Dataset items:
•••••

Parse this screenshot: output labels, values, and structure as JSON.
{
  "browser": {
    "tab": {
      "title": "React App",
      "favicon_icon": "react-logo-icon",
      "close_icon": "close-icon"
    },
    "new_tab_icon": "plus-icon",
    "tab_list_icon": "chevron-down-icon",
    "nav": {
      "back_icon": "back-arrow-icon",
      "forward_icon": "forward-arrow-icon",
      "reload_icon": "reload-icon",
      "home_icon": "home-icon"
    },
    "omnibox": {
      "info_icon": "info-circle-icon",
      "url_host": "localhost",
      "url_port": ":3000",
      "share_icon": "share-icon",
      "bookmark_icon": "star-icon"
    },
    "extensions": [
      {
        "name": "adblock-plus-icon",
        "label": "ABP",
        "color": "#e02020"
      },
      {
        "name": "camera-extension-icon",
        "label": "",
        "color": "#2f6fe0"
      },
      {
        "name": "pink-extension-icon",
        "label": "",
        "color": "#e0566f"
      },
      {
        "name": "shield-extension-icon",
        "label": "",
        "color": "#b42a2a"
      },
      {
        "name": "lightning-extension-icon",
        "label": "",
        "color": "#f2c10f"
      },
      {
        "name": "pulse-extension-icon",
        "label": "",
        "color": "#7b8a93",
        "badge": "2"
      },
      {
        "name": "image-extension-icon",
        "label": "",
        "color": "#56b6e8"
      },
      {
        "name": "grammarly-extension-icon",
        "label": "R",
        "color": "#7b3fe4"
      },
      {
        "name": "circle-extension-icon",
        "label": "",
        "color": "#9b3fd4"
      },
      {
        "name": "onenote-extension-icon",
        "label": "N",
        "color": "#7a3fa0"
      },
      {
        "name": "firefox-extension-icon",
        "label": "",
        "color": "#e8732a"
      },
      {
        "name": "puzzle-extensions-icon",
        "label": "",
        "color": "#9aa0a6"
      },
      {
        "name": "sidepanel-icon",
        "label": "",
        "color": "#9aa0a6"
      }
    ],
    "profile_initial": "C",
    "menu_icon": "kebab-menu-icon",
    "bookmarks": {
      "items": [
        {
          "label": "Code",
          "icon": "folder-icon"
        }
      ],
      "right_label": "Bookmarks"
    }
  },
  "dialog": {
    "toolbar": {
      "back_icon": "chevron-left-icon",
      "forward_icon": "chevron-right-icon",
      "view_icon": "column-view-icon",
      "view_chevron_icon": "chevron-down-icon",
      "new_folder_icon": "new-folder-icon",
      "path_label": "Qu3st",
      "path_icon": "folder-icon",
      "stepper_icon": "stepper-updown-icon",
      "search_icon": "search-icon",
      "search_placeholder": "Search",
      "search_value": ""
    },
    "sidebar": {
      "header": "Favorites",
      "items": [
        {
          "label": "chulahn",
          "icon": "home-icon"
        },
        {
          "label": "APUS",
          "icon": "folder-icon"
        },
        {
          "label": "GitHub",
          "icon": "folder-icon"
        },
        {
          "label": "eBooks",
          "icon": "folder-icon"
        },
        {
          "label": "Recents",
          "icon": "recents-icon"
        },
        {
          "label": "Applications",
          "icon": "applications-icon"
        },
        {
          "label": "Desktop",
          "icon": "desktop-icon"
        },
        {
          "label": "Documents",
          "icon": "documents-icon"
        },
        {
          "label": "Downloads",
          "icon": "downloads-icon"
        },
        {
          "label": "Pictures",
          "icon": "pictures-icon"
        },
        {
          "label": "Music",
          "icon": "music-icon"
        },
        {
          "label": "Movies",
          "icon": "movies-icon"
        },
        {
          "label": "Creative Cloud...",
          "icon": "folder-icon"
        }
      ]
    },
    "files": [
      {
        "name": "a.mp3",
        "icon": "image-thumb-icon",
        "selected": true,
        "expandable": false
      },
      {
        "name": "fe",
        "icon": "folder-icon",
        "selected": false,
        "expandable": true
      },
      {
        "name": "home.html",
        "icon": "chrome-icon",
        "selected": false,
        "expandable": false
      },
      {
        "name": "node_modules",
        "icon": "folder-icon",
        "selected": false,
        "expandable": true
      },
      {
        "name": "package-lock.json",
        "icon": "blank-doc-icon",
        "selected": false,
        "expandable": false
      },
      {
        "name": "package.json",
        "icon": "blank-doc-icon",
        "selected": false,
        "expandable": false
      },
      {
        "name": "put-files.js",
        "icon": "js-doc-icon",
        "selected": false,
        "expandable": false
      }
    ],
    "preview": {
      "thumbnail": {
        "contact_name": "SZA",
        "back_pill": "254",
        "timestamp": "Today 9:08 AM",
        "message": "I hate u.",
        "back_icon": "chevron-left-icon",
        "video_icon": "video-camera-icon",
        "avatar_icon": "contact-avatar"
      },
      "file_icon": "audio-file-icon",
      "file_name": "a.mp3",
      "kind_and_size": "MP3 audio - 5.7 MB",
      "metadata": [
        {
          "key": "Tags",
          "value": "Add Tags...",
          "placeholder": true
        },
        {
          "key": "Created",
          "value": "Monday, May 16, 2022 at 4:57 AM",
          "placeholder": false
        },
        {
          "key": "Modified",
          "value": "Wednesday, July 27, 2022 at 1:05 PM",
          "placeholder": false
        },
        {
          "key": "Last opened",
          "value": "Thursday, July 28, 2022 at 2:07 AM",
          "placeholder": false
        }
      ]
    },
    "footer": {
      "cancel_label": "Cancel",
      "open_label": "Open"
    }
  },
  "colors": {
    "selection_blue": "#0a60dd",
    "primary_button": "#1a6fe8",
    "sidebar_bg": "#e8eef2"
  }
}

•••••

=== STATED PROBLEM ===
All of the data needs to be reproduced exactly, with no line missing.

=== TASK OUTPUT ===
Parse this screenshot: output labels, values, and structure as JSON.
{
  "browser": {
    "tab": {
      "title": "React App",
      "favicon_icon": "react-logo-icon",
      "close_icon": "close-icon"
    },
    "new_tab_icon": "plus-icon",
    "tab_list_icon": "chevron-down-icon",
    "nav": {
      "back_icon": "back-arrow-icon",
      "forward_icon": "forward-arrow-icon",
      "reload_icon": "reload-icon",
      "home_icon": "home-icon"
    },
    "omnibox": {
      "info_icon": "info-circle-icon",
      "url_host": "localhost",
      "url_port": ":3000",
      "share_icon": "share-icon",
      "bookmark_icon": "star-icon"
    },
    "extensions": [
      {
        "name": "adblock-plus-icon",
        "label": "ABP",
        "color": "#e02020"
      },
      {
        "name": "camera-extension-icon",
        "label": "",
        "color": "#2f6fe0"
      },
      {
        "name": "pink-extension-icon",
        "label": "",
        "color": "#e0566f"
      },
      {
        "name": "shield-extension-icon",
        "label": "",
        "color": "#b42a2a"
      },
      {
        "name": "lightning-extension-icon",
        "label": "",
        "color": "#f2c10f"
      },
      {
        "name": "pulse-extension-icon",
        "label": "",
        "color": "#7b8a93",
        "badge": "2"
      },
      {
        "name": "image-extension-icon",
        "label": "",
        "color": "#56b6e8"
      },
      {
        "name": "grammarly-extension-icon",
        "label": "R",
        "color": "#7b3fe4"
      },
      {
        "name": "circle-extension-icon",
        "label": "",
        "color": "#9b3fd4"
      },
      {
        "name": "onenote-extension-icon",
        "label": "N",
        "color": "#7a3fa0"
      },
      {
        "name": "firefox-extension-icon",
        "label": "",
        "color": "#e8732a"
      },
      {
        "name": "puzzle-extensions-icon",
        "label": "",
        "color": "#9aa0a6"
      },
      {
        "name": "sidepanel-icon",
        "label": "",
        "color": "#9aa0a6"
      }
    ],
    "profile_initial": "C",
    "menu_icon": "kebab-menu-icon",
    "bookmarks": {
      "items": [
        {
          "label": "Code",
          "icon": "folder-icon"
        }
      ],
      "right_label": "Bookmarks"
    }
  },
  "dialog": {
    "toolbar": {
      "back_icon": "chevron-left-icon",
      "forward_icon": "chevron-right-icon",
      "view_icon": "column-view-icon",
      "view_chevron_icon": "chevron-down-icon",
      "new_folder_icon": "new-folder-icon",
      "path_label": "Qu3st",
      "path_icon": "folder-icon",
      "stepper_icon": "stepper-updown-icon",
      "search_icon": "search-icon",
      "search_placeholder": "Search",
      "search_value": ""
    },
    "sidebar": {
      "header": "Favorites",
      "items": [
        {
          "label": "chulahn",
          "icon": "home-icon"
        },
        {
          "label": "APUS",
          "icon": "folder-icon"
        },
        {
          "label": "GitHub",
          "icon": "folder-icon"
        },
        {
          "label": "eBooks",
          "icon": "folder-icon"
        },
        {
          "label": "Recents",
          "icon": "recents-icon"
        },
        {
          "label": "Applications",
          "icon": "applications-icon"
        },
        {
          "label": "Desktop",
          "icon": "desktop-icon"
        },
        {
          "label": "Documents",
          "icon": "documents-icon"
        },
        {
          "label": "Downloads",
          "icon": "downloads-icon"
        },
        {
          "label": "Pictures",
          "icon": "pictures-icon"
        },
        {
          "label": "Music",
          "icon": "music-icon"
        },
        {
          "label": "Movies",
          "icon": "movies-icon"
        },
        {
          "label": "Creative Cloud...",
          "icon": "folder-icon"
        }
      ]
    },
    "files": [
      {
        "name": "a.mp3",
        "icon": "image-thumb-icon",
        "selected": true,
        "expandable": false
      },
      {
        "name": "fe",
        "icon": "folder-icon",
        "selected": false,
        "expandable": true
      },
      {
        "name": "home.html",
        "icon": "chrome-icon",
        "selected": false,
        "expandable": false
      },
      {
        "name": "node_modules",
        "icon": "folder-icon",
        "selected": false,
        "expandable": true
      },
      {
        "name": "package-lock.json",
        "icon": "blank-doc-icon",
        "selected": false,
        "expandable": false
      },
      {
        "name": "package.json",
        "icon": "blank-doc-icon",
        "selected": false,
        "expandable": false
      },
      {
        "name": "put-files.js",
        "icon": "js-doc-icon",
        "selected": false,
        "expandable": false
      }
    ],
    "preview": {
      "thumbnail": {
        "contact_name": "SZA",
        "back_pill": "254",
        "timestamp": "Today 9:08 AM",
        "message": "I hate u.",
        "back_icon": "chevron-left-icon",
        "video_icon": "video-camera-icon",
        "avatar_icon": "contact-avatar"
      },
      "file_icon": "audio-file-icon",
      "file_name": "a.mp3",
      "kind_and_size": "MP3 audio - 5.7 MB",
      "metadata": [
        {
          "key": "Tags",
          "value": "Add Tags...",
          "placeholder": true
        },
        {
          "key": "Created",
          "value": "Monday, May 16, 2022 at 4:57 AM",
          "placeholder": false
        },
        {
          "key": "Modified",
          "value": "Wednesday, July 27, 2022 at 1:05 PM",
          "placeholder": false
        },
        {
          "key": "Last opened",
          "value": "Thursday, July 28, 2022 at 2:07 AM",
          "placeholder": false
        }
      ]
    },
    "footer": {
      "cancel_label": "Cancel",
      "open_label": "Open"
    }
  },
  "colors": {
    "selection_blue": "#0a60dd",
    "primary_button": "#1a6fe8",
    "sidebar_bg": "#e8eef2"
  }
}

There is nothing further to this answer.